Droit des obligations

Réticence dolosive et erreur sur les qualités substantielles des droits sociaux cédés

Ne commet pas de faute dolosive le cédant qui ne communique pas les comptes à une date donnée lorsque les parties avaient, par convention expresse, décidé de fixer les conditions de la cession sur la base d’une situation comptable à une autre date.

Civ. 1re, 5 mai 2021, n° 19-20.921

Dans le cadre de la cession d’un fonds de commerce, conclue le 22 janvier 2014 à la suite d’une promesse synallagmatique signée par les parties le 27 septembre 2013, le cessionnaire, estimant avoir été victime d’une rétention d’information sur la valeur du fonds de la part de la cédante, avait assigné cette dernière en nullité de la cession et en indemnisation de ses préjudices sur le fondement principal du dol et, subsidiairement, sur le fondement de l’erreur sur la substance. Rappelons dès à présent que la victime d’un dol peut librement choisir d’agir soit sur ce fondement, soit sur le fondement de l’erreur (spontanée), soit encore sur les deux fondements à la fois. En effet, ce cumul d’actions est techniquement permis par la double qualification du dol, cette dualité le distinguant précisément de l’erreur spontanée, qui elle se présente comme une notion unitaire. Au contraire, l’erreur provoquée que constitue le dol justifie non seulement, à l’instar de l’erreur spontanée, l’annulation du contrat (C. civ., art. 1131), mais également, l’engagement de la responsabilité de son auteur, le dol constituant, au-delà d’un vice du consentement, une faute précontractuelle, de nature délictuelle, autorisant ainsi sa victime à agir sur le fondement de l’article 1240. L’admission de cumul d’actions met en valeur l’intérêt du dol par rapport à l’erreur puisqu’il permet d’obtenir, en plus de la nullité du contrat et donc de la restitution du prix du contrat annulé à la victime, des dommages et intérêts, le comportement dolosif étant constitutif d’une faute civile. L’indépendance de ces deux actions explique donc qu’en l’espèce, le cessionnaire ait eu la possibilité d’agir à titre principal sur le fondement du dol et à titre subsidiaire sur le fondement de l’erreur sur les qualités substantielles du fonds cédé.
......
**CONSIGNE**
Rédigez la suite du commentaire ci-dessus sur la réticence dolosive dans une cession, en reprenant après sa dernière phrase.

**DONNÉES ENREGISTRÉES**
......
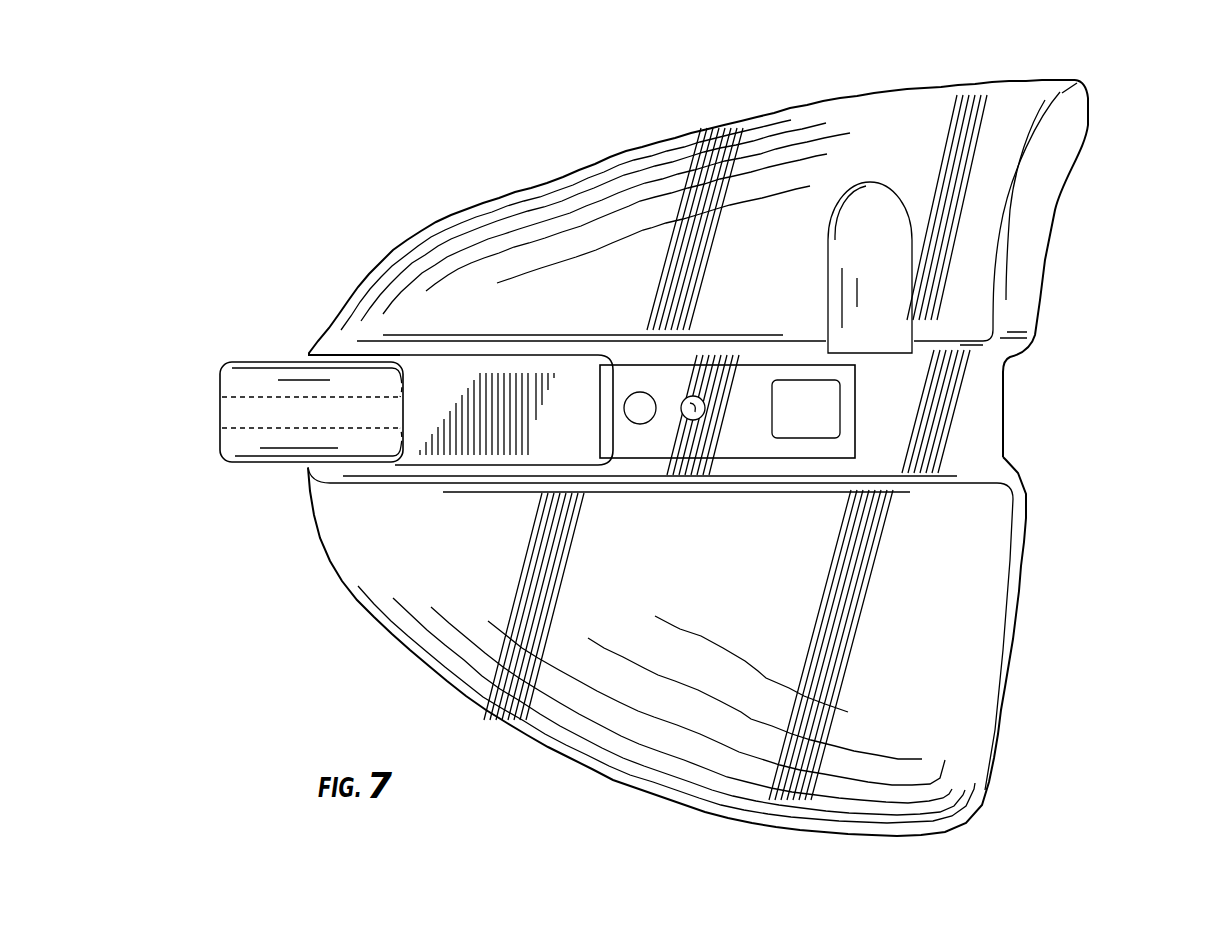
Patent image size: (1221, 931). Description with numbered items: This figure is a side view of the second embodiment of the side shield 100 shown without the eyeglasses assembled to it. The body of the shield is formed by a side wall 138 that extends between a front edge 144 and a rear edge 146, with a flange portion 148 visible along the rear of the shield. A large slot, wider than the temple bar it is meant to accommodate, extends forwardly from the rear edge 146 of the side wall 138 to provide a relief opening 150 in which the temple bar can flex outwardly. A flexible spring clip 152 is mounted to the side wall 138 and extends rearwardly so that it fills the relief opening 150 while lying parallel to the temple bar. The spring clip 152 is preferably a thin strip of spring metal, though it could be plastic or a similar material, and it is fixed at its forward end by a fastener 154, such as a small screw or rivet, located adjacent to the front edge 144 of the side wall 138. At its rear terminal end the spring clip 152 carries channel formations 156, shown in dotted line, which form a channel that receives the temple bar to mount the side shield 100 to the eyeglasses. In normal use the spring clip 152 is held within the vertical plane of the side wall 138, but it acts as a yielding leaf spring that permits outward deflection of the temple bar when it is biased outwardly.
......
**RÉSULTAT DE L'EXERCICE**
Il échoua toutefois en cause d’appel à obtenir gain de cause sur chacun de ces deux fondements. Le cessionnaire fit grief à l’arrêt de rejeter sa demande d’annulation pour dol et erreur sur la promesse synallagmatique de cession et par suite, sur l’acte de cession. Au moyen de son pourvoi, le cessionnaire avançait substantiellement : 

■ qu’en droit, est constitutif d’un dol par réticence le silence sciemment gardé par une partie sur un fait qui, s'il avait été connu de son cocontractant, l'aurait dissuadé de contracter (C. civ, art. 1137, al. 2) et qu’en l’espèce, la réticence dolosive de la cédante était constituée par le fait que celle-ci, ayant eu connaissance, au moment de la cession, de « la situation économique critique de la société vendue », s’était pourtant gardée de l’en informer et avait délibérément dissimulé les comptes de la société au 30 juin 2013 au prétexte qu’il avait été convenu dans le compromis de ne fixer le prix de cession que sur la base du bilan comptable du 30 juin 2012 ;

■ qu’en droit, l’erreur sur les qualités substantielles constitue un vice du consentement justifiant l’annulation du contrat et qu’en l’espèce, l’erreur qu’il a commise sur la valeur des droits sociaux cédés et donc sur la rentabilité économique de la cession conclue avait vicié son consentement dès lors qu’à la date de cette cession, il ignorait que la société serait dans l’impossibilité de poursuivre son activité économique, faute d'avoir eu communication des comptes postérieurs au 30 juin 2012.

La Cour de cassation considère ce moyen non fondé.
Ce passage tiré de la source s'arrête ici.